• [Page text]
::::::::::
Hi,
I first sent this email to pg@xxxxxxxxxxxxxxxxxxxxx since it was the
email list I sent my previous emails to. However, I am unsure whether my
email really reached the email list.
Sorry it took me 1,5 years to respond to this (see below). I have used
another computer meanwhile so have not been stuck since then. :) I have
a daughter that just have started kindergarten so I have a bit more time
now. :)
See my answers below.
2017-07-31 15:20 skrev pg@xxxxxxxxxxxxxxxxxxxxx:
[ ... ]
But as far as I understand it is not possible to mount a
previous snapshot as writable if there are snapshots/checkpoints
after this snapshot. Since I only get a filesystem error when
mounting a snapshot writable,
That seems unlikely to me. After mounting read-only, check whether
the whole filetree can be accessed error-free, with something like
find $DIR -xdev -perm /07777 | wc -l
for metadata and then for data too:
tar -f /dev/zero -c --one $DIR
The metadata test worked well, i.e. without any errors.
::::::::::
• [Data excerpts]

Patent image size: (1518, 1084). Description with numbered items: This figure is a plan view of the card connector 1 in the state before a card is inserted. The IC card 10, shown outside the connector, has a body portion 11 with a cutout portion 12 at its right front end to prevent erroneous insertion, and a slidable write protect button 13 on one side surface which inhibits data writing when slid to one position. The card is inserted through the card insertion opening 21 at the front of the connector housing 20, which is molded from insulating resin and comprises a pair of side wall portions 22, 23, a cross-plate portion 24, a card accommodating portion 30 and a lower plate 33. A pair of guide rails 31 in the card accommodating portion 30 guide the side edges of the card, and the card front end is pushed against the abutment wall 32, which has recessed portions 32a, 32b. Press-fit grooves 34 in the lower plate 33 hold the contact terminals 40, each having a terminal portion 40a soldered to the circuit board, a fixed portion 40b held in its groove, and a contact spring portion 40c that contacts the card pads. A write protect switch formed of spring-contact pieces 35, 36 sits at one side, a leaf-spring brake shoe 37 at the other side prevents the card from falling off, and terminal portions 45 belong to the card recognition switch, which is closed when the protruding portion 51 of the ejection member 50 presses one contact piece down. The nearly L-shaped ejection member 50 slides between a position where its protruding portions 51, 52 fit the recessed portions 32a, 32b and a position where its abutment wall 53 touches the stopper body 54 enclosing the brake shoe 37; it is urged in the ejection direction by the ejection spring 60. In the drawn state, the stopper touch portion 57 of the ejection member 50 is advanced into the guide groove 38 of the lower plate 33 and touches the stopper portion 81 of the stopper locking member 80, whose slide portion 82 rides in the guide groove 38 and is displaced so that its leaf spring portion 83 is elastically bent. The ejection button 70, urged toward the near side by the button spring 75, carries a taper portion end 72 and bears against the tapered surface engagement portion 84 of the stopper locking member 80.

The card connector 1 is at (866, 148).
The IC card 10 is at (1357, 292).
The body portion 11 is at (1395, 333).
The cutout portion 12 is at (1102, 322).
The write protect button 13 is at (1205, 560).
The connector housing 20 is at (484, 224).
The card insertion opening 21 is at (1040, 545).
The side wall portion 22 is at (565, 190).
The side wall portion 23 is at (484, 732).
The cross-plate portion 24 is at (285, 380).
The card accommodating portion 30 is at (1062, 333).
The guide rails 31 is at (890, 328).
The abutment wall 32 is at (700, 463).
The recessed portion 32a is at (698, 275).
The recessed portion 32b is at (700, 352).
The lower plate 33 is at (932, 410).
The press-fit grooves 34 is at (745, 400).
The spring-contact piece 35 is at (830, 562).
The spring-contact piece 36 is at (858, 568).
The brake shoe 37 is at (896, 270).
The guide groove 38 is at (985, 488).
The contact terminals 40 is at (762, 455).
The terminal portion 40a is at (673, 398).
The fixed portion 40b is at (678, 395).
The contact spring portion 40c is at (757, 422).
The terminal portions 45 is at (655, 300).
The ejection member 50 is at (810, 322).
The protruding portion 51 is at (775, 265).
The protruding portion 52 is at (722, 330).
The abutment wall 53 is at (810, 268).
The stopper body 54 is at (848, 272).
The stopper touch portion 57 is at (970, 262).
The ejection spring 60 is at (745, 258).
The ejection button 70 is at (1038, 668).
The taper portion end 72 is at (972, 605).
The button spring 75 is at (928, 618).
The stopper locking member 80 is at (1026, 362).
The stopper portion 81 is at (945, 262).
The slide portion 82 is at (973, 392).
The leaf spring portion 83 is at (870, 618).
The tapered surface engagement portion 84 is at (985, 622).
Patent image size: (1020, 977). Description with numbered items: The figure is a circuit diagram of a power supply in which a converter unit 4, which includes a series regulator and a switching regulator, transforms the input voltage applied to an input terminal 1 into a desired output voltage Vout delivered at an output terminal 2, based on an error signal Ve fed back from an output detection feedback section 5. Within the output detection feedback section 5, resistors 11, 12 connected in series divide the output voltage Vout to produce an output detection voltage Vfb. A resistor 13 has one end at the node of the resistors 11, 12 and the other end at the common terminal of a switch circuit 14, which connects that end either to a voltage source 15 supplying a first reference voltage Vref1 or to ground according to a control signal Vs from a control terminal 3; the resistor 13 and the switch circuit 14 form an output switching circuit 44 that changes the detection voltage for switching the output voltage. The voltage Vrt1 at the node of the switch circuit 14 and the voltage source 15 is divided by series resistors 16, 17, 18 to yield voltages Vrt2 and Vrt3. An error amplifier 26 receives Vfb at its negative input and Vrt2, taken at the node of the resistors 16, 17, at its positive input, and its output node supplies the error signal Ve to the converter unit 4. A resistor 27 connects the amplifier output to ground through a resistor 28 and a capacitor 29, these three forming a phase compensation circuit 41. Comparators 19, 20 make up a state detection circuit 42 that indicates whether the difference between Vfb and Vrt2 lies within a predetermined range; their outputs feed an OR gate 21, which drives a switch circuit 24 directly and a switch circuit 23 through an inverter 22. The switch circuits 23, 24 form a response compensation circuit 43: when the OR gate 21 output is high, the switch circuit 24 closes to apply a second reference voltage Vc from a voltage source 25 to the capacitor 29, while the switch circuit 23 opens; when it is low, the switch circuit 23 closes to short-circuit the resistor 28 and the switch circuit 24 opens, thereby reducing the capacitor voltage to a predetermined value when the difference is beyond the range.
::::::::::
• [Task to complete] Please continue the snapshot email, starting right after its last sentence. The material has no connection to the snapshot email.

• [Exercise output]
The other test resulted in:
root@ubuntu:/mnt/home/mikael# tar -f /dev/zero -c --one-file-system /mnt
...
tar:
/mnt/var/log/journal/abdb30cb66eb43ec8f9c05e1bc6e2af5/system@06f2a50856274666b1535caf10c332fa-0000000000000001-00054a024e49b482.journal:
Read error at byte 0, while reading 9728 bytes: Input/output error
tar: /mnt/nix/var/nix/daemon-socket/socket: socket ignored
tar: Removing leading `/' from hard link targets
tar:
/mnt/nix/store/5n2f3kak5vf8978h98kw3zq5p191cvyl-ghostscript-fonts/n021003l.pfb:
Read error at byte 0, while reading 7680 bytes: Input/output error
tar: Exiting with failure status due to previous errors
root@ubuntu:/mnt/home/mikael#
I suppose this does not look so good. Do you want me to send you some
more information regarding the problem or should I just remove the
newest checkpoint and see if that helps?
Eventually, if you can find a checkpoint/snapshot that is
error-free, you can delete any newer corrupted ones and mount that
one read-write. Ideally you would do a nice backup before doing
that.
If I remove any checkpoints with errors until I find an error-free one,
should I not just be able to reboot the system after that? Does not
NILFS automatically mount and continue on the last error-free checkpoint
then?
If you cannot find any that is error-free, probably that was
either a grievous IO error (most likely lack of proper barriers)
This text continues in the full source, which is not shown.